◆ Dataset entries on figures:
▼▼▼

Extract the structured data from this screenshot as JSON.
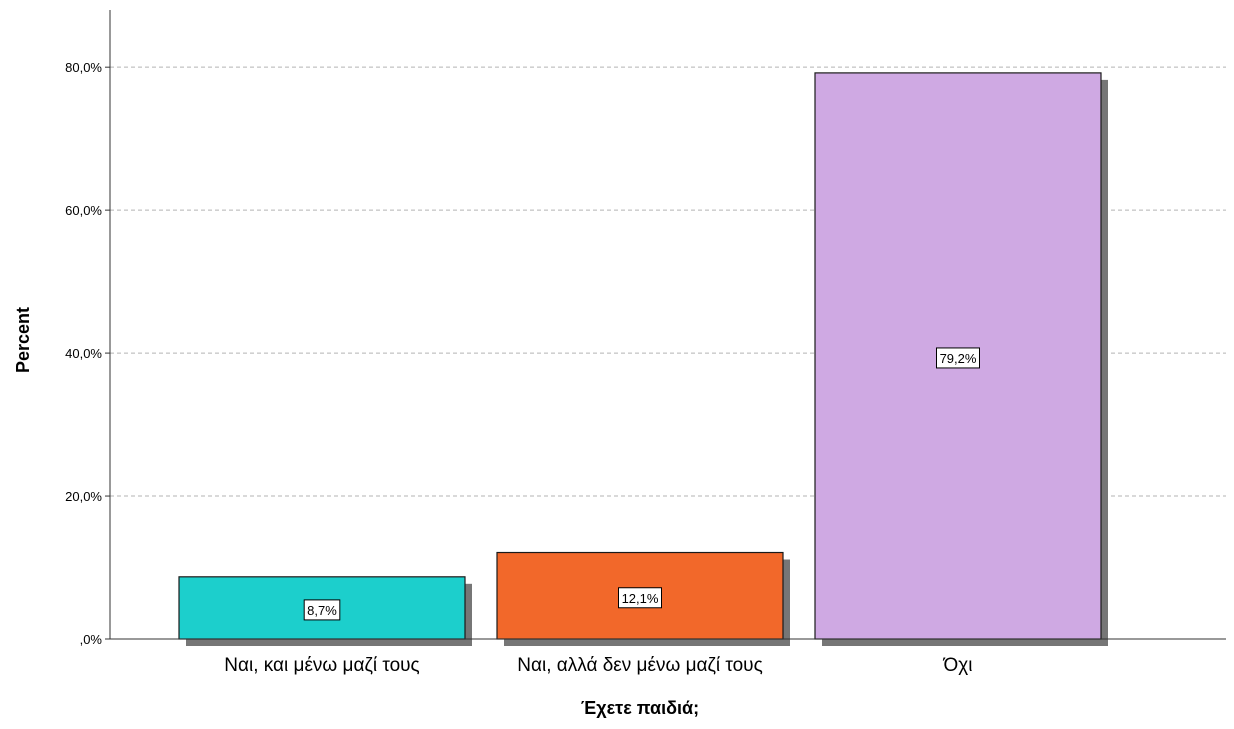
{
  "chart_data": {
    "type": "bar",
    "categories": [
      "Ναι, και μένω μαζί τους",
      "Ναι, αλλά δεν μένω μαζί τους",
      "Όχι"
    ],
    "values": [
      8.7,
      12.1,
      79.2
    ],
    "data_labels": [
      "8,7%",
      "12,1%",
      "79,2%"
    ],
    "colors": [
      "#1ccfcc",
      "#f2682a",
      "#cfa9e3"
    ],
    "title": "",
    "xlabel": "Έχετε παιδιά;",
    "ylabel": "Percent",
    "ylim": [
      0,
      88
    ],
    "yticks": [
      0,
      20,
      40,
      60,
      80
    ],
    "ytick_labels": [
      ",0%",
      "20,0%",
      "40,0%",
      "60,0%",
      "80,0%"
    ],
    "grid": true,
    "legend": "none"
  }
}
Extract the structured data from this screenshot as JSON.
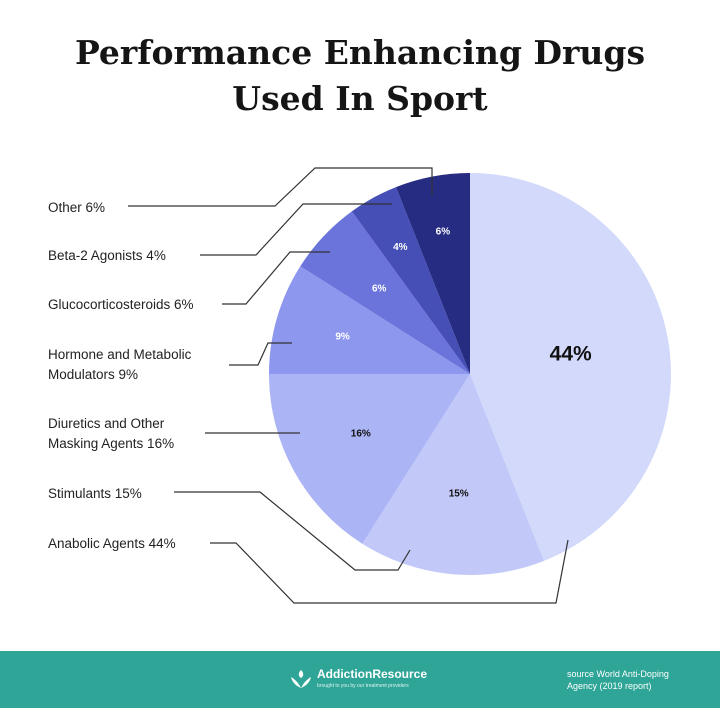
{
  "header": {
    "title_line1": "Performance Enhancing Drugs",
    "title_line2": "Used In Sport"
  },
  "chart_data": {
    "type": "pie",
    "title": "Performance Enhancing Drugs Used In Sport",
    "slices": [
      {
        "name": "Anabolic Agents",
        "value": 44,
        "label": "44%",
        "legend": "Anabolic Agents 44%",
        "color": "#d3d9fb",
        "text_color": "#111111"
      },
      {
        "name": "Stimulants",
        "value": 15,
        "label": "15%",
        "legend": "Stimulants 15%",
        "color": "#c2c9f9",
        "text_color": "#111111"
      },
      {
        "name": "Diuretics and Other Masking Agents",
        "value": 16,
        "label": "16%",
        "legend": "Diuretics and Other Masking Agents 16%",
        "color": "#abb4f4",
        "text_color": "#111111"
      },
      {
        "name": "Hormone and Metabolic Modulators",
        "value": 9,
        "label": "9%",
        "legend": "Hormone and Metabolic Modulators 9%",
        "color": "#8d97ee",
        "text_color": "#ffffff"
      },
      {
        "name": "Glucocorticosteroids",
        "value": 6,
        "label": "6%",
        "legend": "Glucocorticosteroids 6%",
        "color": "#6a74da",
        "text_color": "#ffffff"
      },
      {
        "name": "Beta-2 Agonists",
        "value": 4,
        "label": "4%",
        "legend": "Beta-2 Agonists 4%",
        "color": "#464fb5",
        "text_color": "#ffffff"
      },
      {
        "name": "Other",
        "value": 6,
        "label": "6%",
        "legend": "Other 6%",
        "color": "#262c82",
        "text_color": "#ffffff"
      }
    ]
  },
  "footer": {
    "brand": "AddictionResource",
    "tagline": "brought to you by our treatment providers",
    "source_line1": "source World Anti-Doping",
    "source_line2": "Agency (2019 report)",
    "background": "#2ea597"
  }
}
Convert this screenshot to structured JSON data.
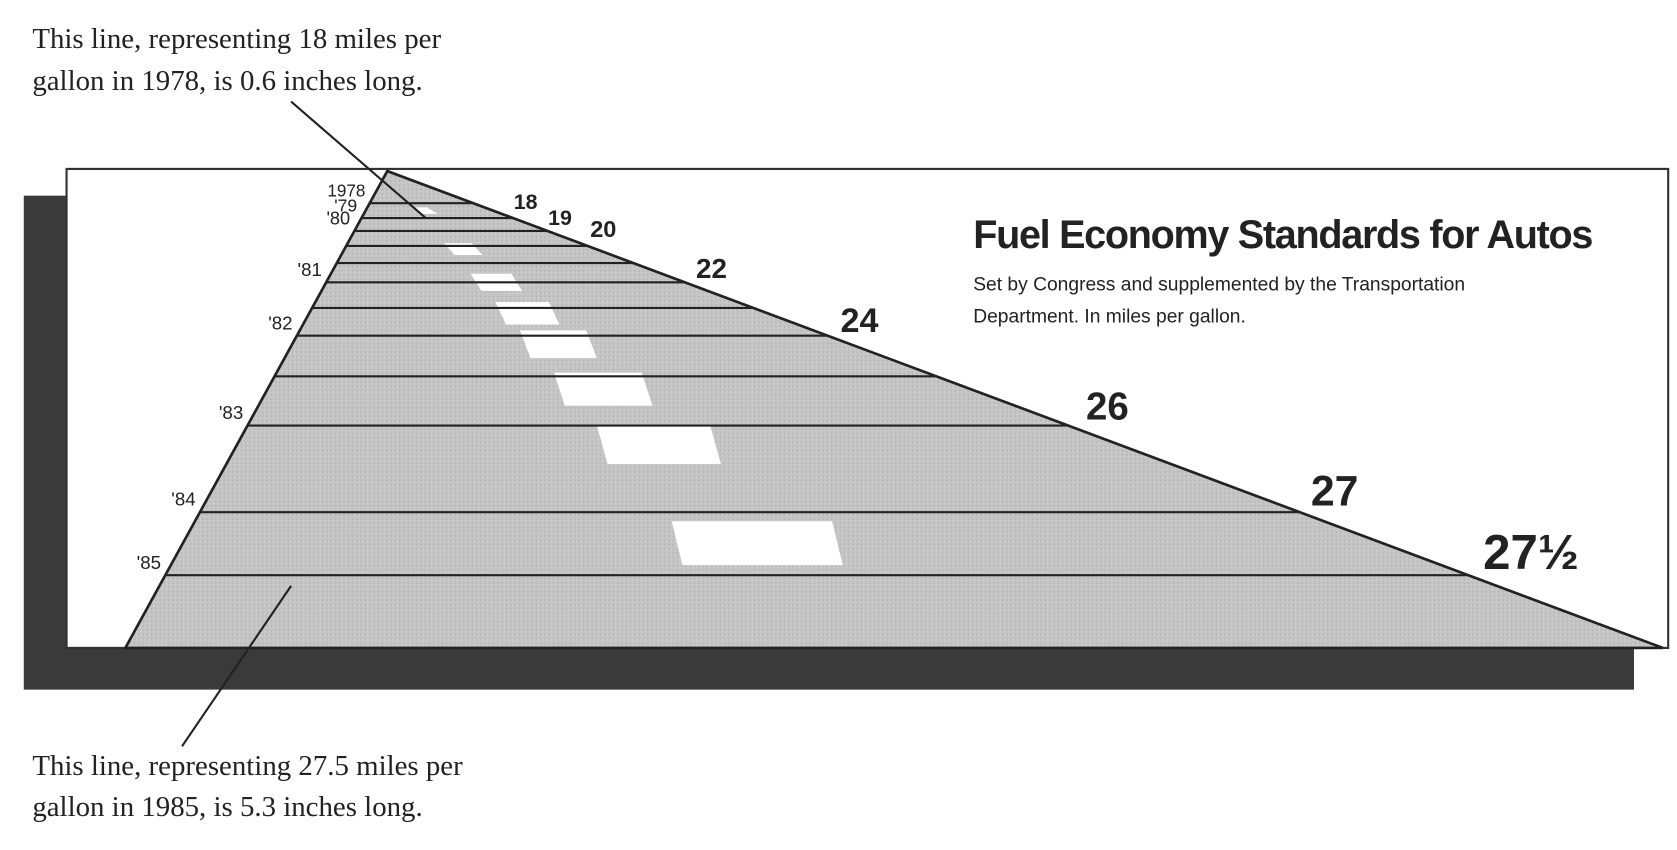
{
  "chart_data": {
    "type": "road",
    "title": "Fuel Economy Standards for Autos",
    "subtitle": [
      "Set by Congress and supplemented by the Transportation",
      "Department. In miles per gallon."
    ],
    "annotations": [
      [
        "This line, representing 18 miles per",
        "gallon in 1978, is 0.6 inches long."
      ],
      [
        "This line, representing 27.5 miles per",
        "gallon in 1985, is 5.3 inches long."
      ]
    ],
    "categories": [
      "1978",
      "'79",
      "'80",
      "'81",
      "'82",
      "'83",
      "'84",
      "'85"
    ],
    "values": [
      18,
      19,
      20,
      22,
      24,
      26,
      27,
      27.5
    ],
    "value_labels": [
      "18",
      "19",
      "20",
      "22",
      "24",
      "26",
      "27",
      "27½"
    ],
    "color": "#c2c2c2"
  }
}
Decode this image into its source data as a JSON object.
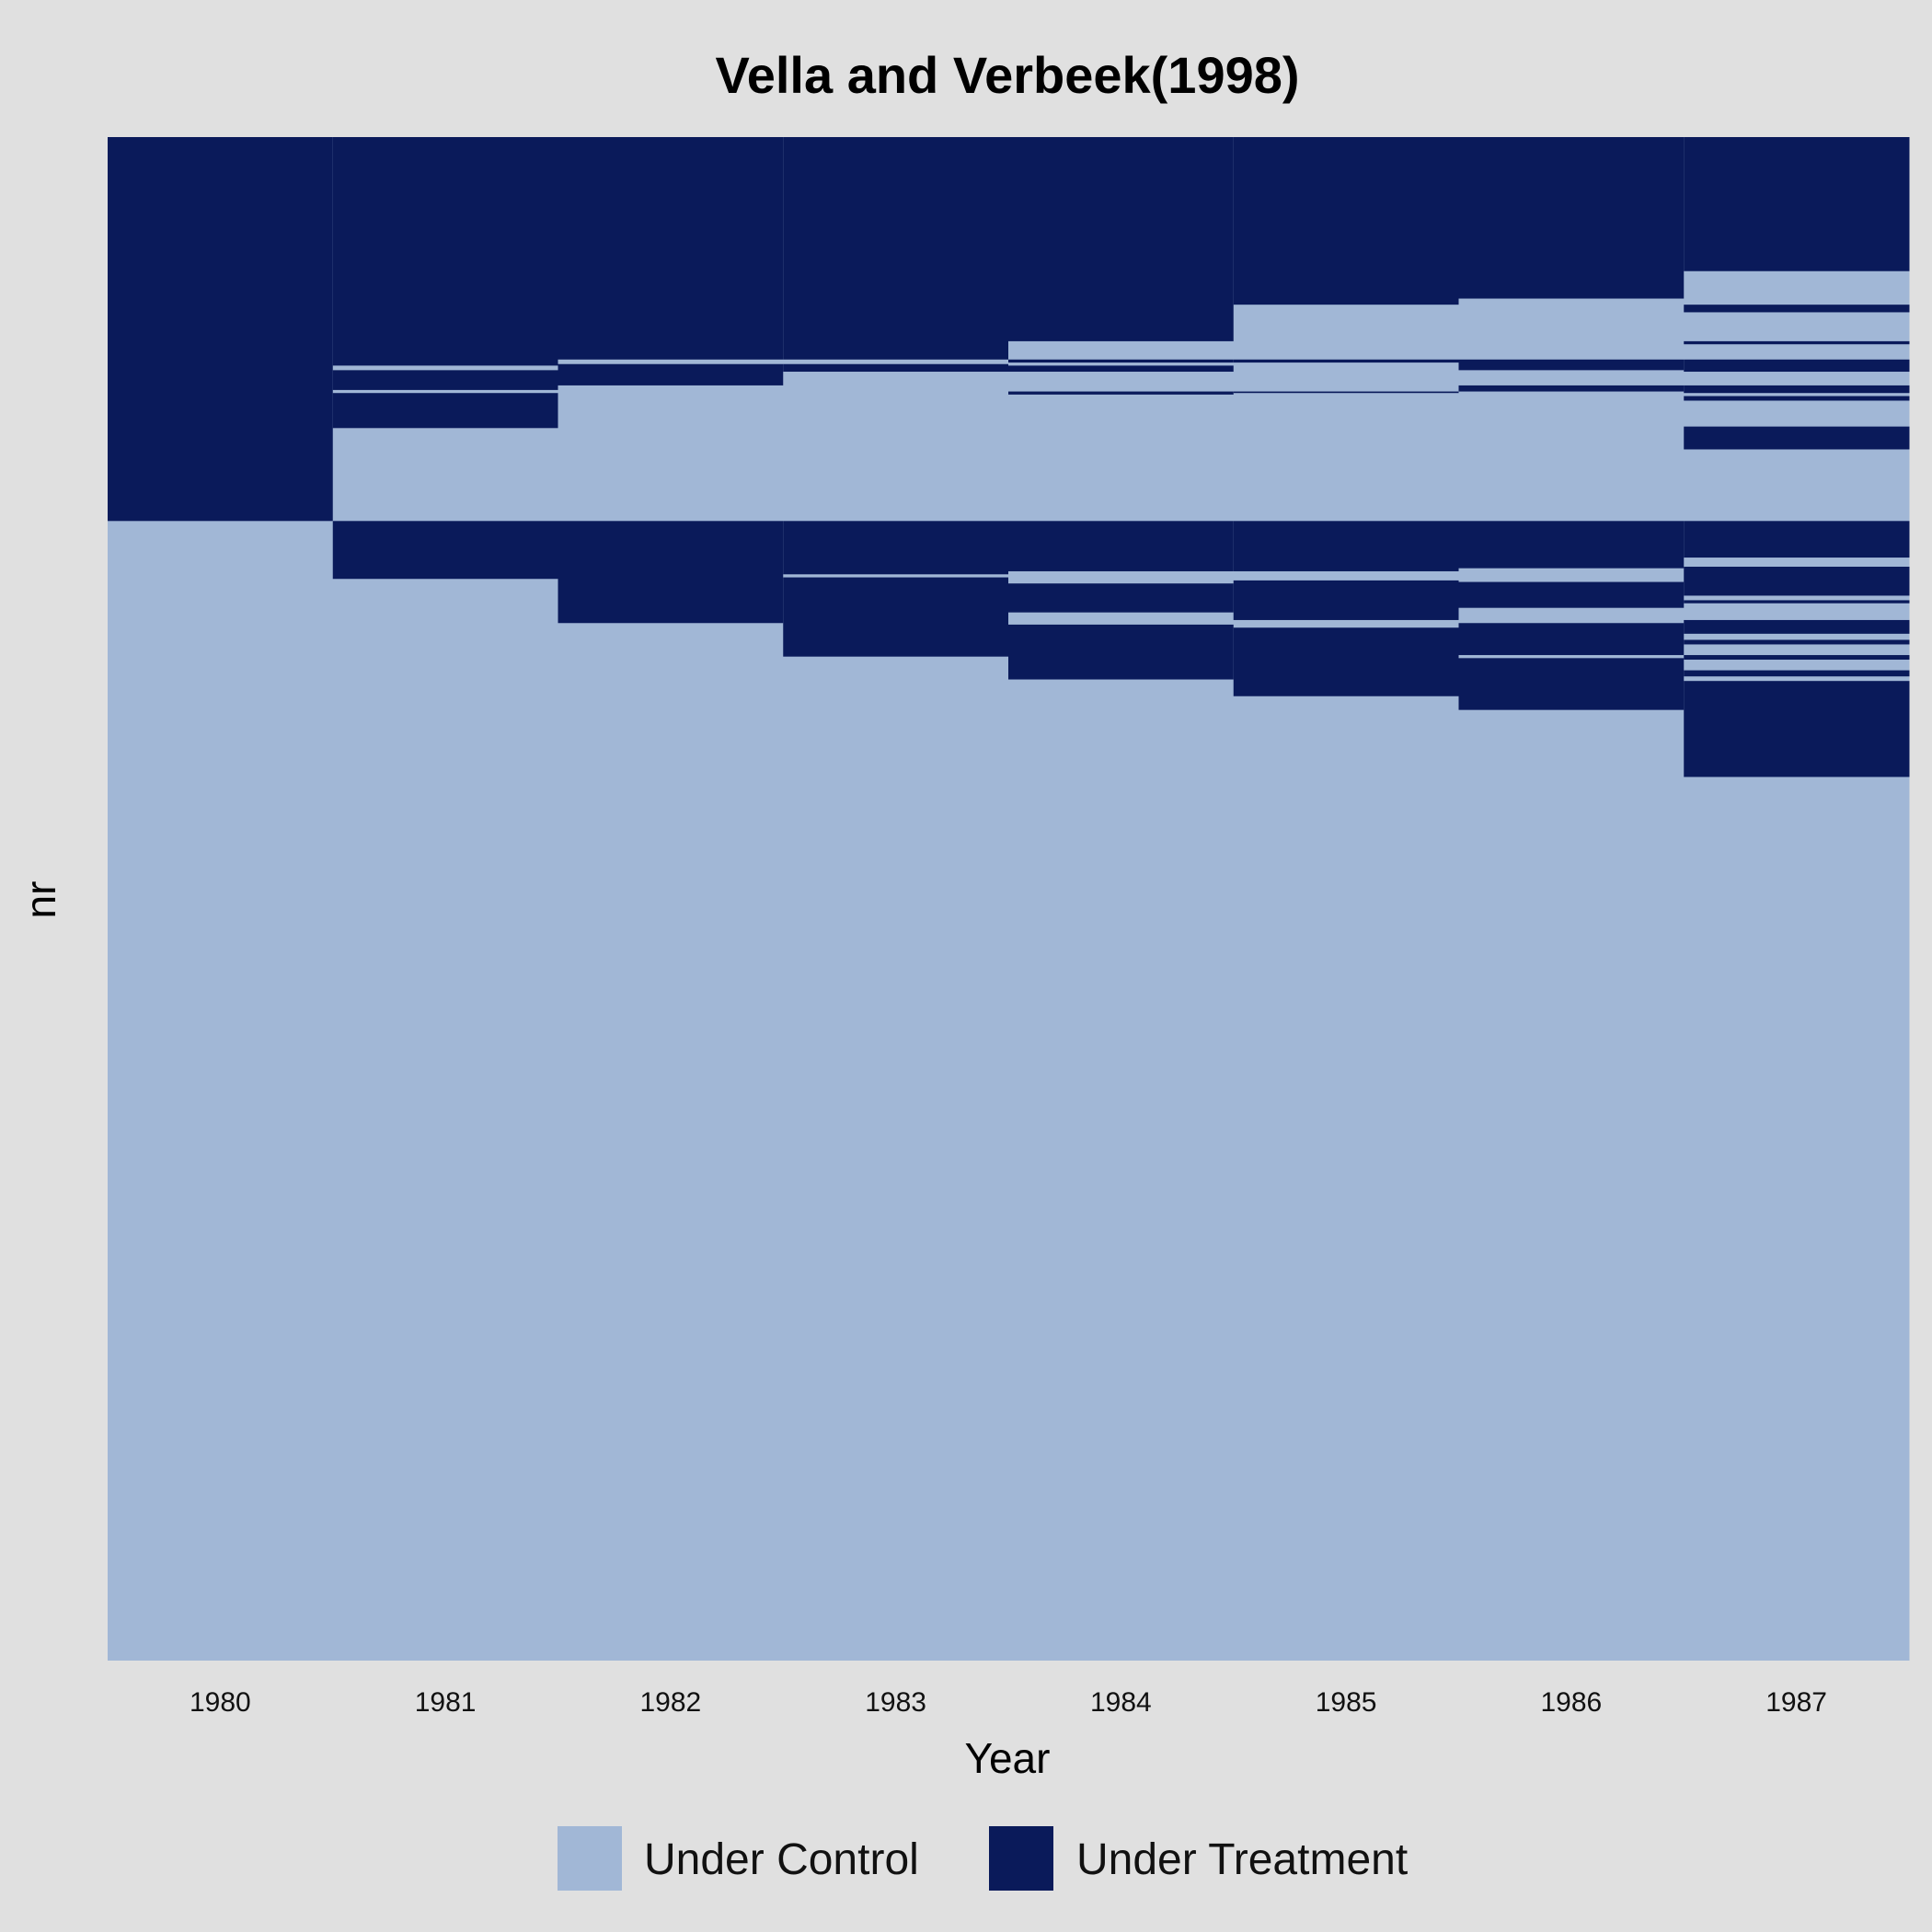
{
  "chart_data": {
    "type": "heatmap",
    "title": "Vella and Verbeek(1998)",
    "xlabel": "Year",
    "ylabel": "nr",
    "categories": [
      "1980",
      "1981",
      "1982",
      "1983",
      "1984",
      "1985",
      "1986",
      "1987"
    ],
    "legend": {
      "placement": "bottom",
      "entries": [
        {
          "label": "Under Control",
          "color": "#a1b7d6"
        },
        {
          "label": "Under Treatment",
          "color": "#0a1a5a"
        }
      ]
    },
    "units_scale": "fraction of units, 0 = top row, 1 = bottom row",
    "treatment_blocks": [
      {
        "year": "1980",
        "ranges": [
          [
            0.0,
            0.252
          ]
        ]
      },
      {
        "year": "1981",
        "ranges": [
          [
            0.0,
            0.15
          ],
          [
            0.153,
            0.166
          ],
          [
            0.168,
            0.191
          ],
          [
            0.252,
            0.29
          ]
        ]
      },
      {
        "year": "1982",
        "ranges": [
          [
            0.0,
            0.146
          ],
          [
            0.149,
            0.163
          ],
          [
            0.252,
            0.319
          ]
        ]
      },
      {
        "year": "1983",
        "ranges": [
          [
            0.0,
            0.146
          ],
          [
            0.149,
            0.154
          ],
          [
            0.252,
            0.287
          ],
          [
            0.289,
            0.341
          ]
        ]
      },
      {
        "year": "1984",
        "ranges": [
          [
            0.0,
            0.134
          ],
          [
            0.146,
            0.148
          ],
          [
            0.15,
            0.154
          ],
          [
            0.167,
            0.169
          ],
          [
            0.252,
            0.285
          ],
          [
            0.293,
            0.312
          ],
          [
            0.32,
            0.356
          ]
        ]
      },
      {
        "year": "1985",
        "ranges": [
          [
            0.0,
            0.11
          ],
          [
            0.146,
            0.148
          ],
          [
            0.167,
            0.168
          ],
          [
            0.252,
            0.285
          ],
          [
            0.291,
            0.317
          ],
          [
            0.322,
            0.367
          ]
        ]
      },
      {
        "year": "1986",
        "ranges": [
          [
            0.0,
            0.106
          ],
          [
            0.146,
            0.153
          ],
          [
            0.163,
            0.167
          ],
          [
            0.252,
            0.283
          ],
          [
            0.292,
            0.309
          ],
          [
            0.319,
            0.34
          ],
          [
            0.342,
            0.376
          ]
        ]
      },
      {
        "year": "1987",
        "ranges": [
          [
            0.0,
            0.088
          ],
          [
            0.11,
            0.115
          ],
          [
            0.134,
            0.136
          ],
          [
            0.146,
            0.154
          ],
          [
            0.163,
            0.168
          ],
          [
            0.17,
            0.173
          ],
          [
            0.19,
            0.205
          ],
          [
            0.252,
            0.276
          ],
          [
            0.282,
            0.301
          ],
          [
            0.304,
            0.306
          ],
          [
            0.317,
            0.326
          ],
          [
            0.33,
            0.333
          ],
          [
            0.34,
            0.343
          ],
          [
            0.35,
            0.354
          ],
          [
            0.357,
            0.42
          ]
        ]
      }
    ]
  }
}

▲▲▲

◆ The task:
Count how many lines include the string "inches". Nothing but the number is needed.

◆ Task output:
2